-- REQUIREMENT --
Can you reproduce the full forum thread about the frog egg clutches going bad, word for word?

-- SOURCE EXTRACT --
>> begin

# egg help, I just don't know what Im doing wrong



## Dart guy 16 (Jan 16, 2012)

I have read through several threads and I cant get it right still so I am starting a new one, But just so everyone knows I have read through threads already and I'm not just being lazy...

So I have had My citronella trio (1.2) lay several clutches of eggs for me. 
The first Clutch was discovered On 8/10, then 9/3, 9/9, 10/8 and then 10/13. there was another small clutch I found just before 10/8 but they were not pulled and they didn't make it either. I feed this trio every other to every two days usually dusted Hydei with Repashy calcium plus and thats it. all of my clutches have gone bad. the first 2 got moldy then I got some Methylene blue mixed it up and on the 10/8 clutch I surrounded the the eggs with it and had the same result. in reading through some of the threads I saw some people spray the eggs with the solution so I tried that on the last two clutches and well they look like they are going bad as well. the eggs were laid on a petri dish every time then pulled (except the one time) cleaned around the eggs (I have asked about this in another thread) and placed in an 8 oz container with a lid and sat at about 74-76 degrees. 

any advice is more than welcome I just don't know what I am doing wrong and at this point Im assuming its my error. I can provide pictures of the last 2 clutches since I still have them if anyone needs them. 

Thanks in advance


----------



## frogface (Feb 20, 2010)

Please do post pics. Maybe consider adding Repashy Vitamin A to their supplements.


----------



## IEatBugs (May 15, 2012)

How old is this trio of frogs? Sometimes it does take them a little while to get it "right." You also may want to add in the Repashy Vit A once to twice a month. This can be a benefit to them and helps with problems in reproduction.


----------



## Dart guy 16 (Jan 16, 2012)

>> end

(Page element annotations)
>> begin

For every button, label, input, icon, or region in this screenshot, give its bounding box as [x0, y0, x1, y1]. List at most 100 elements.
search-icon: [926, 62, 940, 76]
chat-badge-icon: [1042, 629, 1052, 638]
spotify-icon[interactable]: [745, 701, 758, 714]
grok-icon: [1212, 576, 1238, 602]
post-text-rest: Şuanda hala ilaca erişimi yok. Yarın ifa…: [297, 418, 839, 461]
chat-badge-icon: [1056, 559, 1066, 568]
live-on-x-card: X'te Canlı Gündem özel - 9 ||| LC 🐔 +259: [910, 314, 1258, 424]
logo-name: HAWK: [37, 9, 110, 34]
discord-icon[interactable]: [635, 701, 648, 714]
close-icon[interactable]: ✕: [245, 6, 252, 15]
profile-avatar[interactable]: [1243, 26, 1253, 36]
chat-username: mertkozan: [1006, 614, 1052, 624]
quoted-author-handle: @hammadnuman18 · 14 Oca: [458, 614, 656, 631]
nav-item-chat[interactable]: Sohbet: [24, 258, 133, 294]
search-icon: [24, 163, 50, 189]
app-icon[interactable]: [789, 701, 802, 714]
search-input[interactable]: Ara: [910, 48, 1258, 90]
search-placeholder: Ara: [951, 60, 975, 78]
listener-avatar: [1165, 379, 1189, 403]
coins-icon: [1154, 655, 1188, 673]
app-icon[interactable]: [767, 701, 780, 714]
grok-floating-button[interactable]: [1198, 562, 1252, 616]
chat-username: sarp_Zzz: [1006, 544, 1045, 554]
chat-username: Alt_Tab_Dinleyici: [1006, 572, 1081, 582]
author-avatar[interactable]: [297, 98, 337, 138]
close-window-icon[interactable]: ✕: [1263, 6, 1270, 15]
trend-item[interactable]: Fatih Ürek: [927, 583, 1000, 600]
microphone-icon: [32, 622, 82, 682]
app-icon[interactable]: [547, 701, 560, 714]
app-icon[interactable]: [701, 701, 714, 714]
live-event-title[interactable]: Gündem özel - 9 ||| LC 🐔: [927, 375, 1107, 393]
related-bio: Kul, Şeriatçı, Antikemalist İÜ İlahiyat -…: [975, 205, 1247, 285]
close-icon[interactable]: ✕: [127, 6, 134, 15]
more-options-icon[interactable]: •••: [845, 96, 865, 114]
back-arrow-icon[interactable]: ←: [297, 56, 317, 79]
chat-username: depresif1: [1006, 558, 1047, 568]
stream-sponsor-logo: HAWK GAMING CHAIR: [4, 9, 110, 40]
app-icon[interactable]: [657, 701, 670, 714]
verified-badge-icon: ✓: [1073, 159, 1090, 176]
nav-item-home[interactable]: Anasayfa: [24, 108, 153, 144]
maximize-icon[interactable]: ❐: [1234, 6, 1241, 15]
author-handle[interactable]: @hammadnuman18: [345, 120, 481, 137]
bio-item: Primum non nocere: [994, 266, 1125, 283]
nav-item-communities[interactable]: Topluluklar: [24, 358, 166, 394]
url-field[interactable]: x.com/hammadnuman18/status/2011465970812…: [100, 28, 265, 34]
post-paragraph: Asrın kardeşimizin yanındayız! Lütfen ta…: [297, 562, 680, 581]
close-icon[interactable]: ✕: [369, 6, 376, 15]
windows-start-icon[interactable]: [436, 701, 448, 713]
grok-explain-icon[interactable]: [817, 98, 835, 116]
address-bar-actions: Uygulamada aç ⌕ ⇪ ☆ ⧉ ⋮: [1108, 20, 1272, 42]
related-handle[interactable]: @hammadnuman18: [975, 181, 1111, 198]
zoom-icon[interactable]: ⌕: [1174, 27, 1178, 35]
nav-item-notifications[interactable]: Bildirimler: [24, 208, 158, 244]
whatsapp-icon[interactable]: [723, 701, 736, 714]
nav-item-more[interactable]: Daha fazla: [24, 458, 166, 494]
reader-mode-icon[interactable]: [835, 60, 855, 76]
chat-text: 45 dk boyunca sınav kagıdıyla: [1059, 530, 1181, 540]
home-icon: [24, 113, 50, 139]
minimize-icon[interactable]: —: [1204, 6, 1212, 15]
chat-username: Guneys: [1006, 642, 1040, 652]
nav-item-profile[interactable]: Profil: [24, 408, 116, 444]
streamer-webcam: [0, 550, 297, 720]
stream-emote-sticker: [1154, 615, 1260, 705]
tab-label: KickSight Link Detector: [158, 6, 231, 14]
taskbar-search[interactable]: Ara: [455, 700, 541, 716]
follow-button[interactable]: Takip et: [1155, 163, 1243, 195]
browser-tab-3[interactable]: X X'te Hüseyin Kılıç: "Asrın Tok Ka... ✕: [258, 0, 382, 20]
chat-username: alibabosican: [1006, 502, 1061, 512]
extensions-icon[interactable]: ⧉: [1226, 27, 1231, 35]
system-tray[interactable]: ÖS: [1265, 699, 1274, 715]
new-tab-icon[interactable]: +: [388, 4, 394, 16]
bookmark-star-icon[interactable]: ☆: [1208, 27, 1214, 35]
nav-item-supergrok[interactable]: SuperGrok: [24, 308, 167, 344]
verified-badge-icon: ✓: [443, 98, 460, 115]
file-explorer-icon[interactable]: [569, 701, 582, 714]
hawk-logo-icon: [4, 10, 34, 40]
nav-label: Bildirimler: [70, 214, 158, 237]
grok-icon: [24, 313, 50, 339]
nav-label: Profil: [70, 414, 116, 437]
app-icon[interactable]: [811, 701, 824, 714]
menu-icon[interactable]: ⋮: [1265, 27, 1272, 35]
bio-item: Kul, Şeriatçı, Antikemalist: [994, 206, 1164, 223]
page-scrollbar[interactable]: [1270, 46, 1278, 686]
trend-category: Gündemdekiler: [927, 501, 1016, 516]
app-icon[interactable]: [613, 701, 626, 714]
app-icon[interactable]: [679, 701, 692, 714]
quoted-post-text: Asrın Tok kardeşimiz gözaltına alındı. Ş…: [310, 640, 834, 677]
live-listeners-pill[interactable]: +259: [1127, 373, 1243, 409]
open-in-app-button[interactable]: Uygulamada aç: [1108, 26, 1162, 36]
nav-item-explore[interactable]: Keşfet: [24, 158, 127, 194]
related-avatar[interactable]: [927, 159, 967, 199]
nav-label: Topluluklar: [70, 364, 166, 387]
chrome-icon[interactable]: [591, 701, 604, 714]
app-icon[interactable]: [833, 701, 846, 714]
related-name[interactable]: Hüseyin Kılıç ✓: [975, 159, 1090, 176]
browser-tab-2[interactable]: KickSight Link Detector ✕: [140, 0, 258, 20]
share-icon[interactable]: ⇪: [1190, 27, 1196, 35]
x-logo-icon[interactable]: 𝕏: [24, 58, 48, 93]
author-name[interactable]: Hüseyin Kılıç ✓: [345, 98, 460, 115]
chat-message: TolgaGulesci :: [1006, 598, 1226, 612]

>> end

-- EXPECTED ANSWER --
# egg help, I just don't know what Im doing wrong



## Dart guy 16 (Jan 16, 2012)

I have read through several threads and I cant get it right still so I am starting a new one, But just so everyone knows I have read through threads already and I'm not just being lazy...

So I have had My citronella trio (1.2) lay several clutches of eggs for me. 
The first Clutch was discovered On 8/10, then 9/3, 9/9, 10/8 and then 10/13. there was another small clutch I found just before 10/8 but they were not pulled and they didn't make it either. I feed this trio every other to every two days usually dusted Hydei with Repashy calcium plus and thats it. all of my clutches have gone bad. the first 2 got moldy then I got some Methylene blue mixed it up and on the 10/8 clutch I surrounded the the eggs with it and had the same result. in reading through some of the threads I saw some people spray the eggs with the solution so I tried that on the last two clutches and well they look like they are going bad as well. the eggs were laid on a petri dish every time then pulled (except the one time) cleaned around the eggs (I have asked about this in another thread) and placed in an 8 oz container with a lid and sat at about 74-76 degrees. 

any advice is more than welcome I just don't know what I am doing wrong and at this point Im assuming its my error. I can provide pictures of the last 2 clutches since I still have them if anyone needs them. 

Thanks in advance


----------



## frogface (Feb 20, 2010)

Please do post pics. Maybe consider adding Repashy Vitamin A to their supplements.


----------



## IEatBugs (May 15, 2012)

How old is this trio of frogs? Sometimes it does take them a little while to get it "right." You also may want to add in the Repashy Vit A once to twice a month. This can be a benefit to them and helps with problems in reproduction.


----------



## Dart guy 16 (Jan 16, 2012)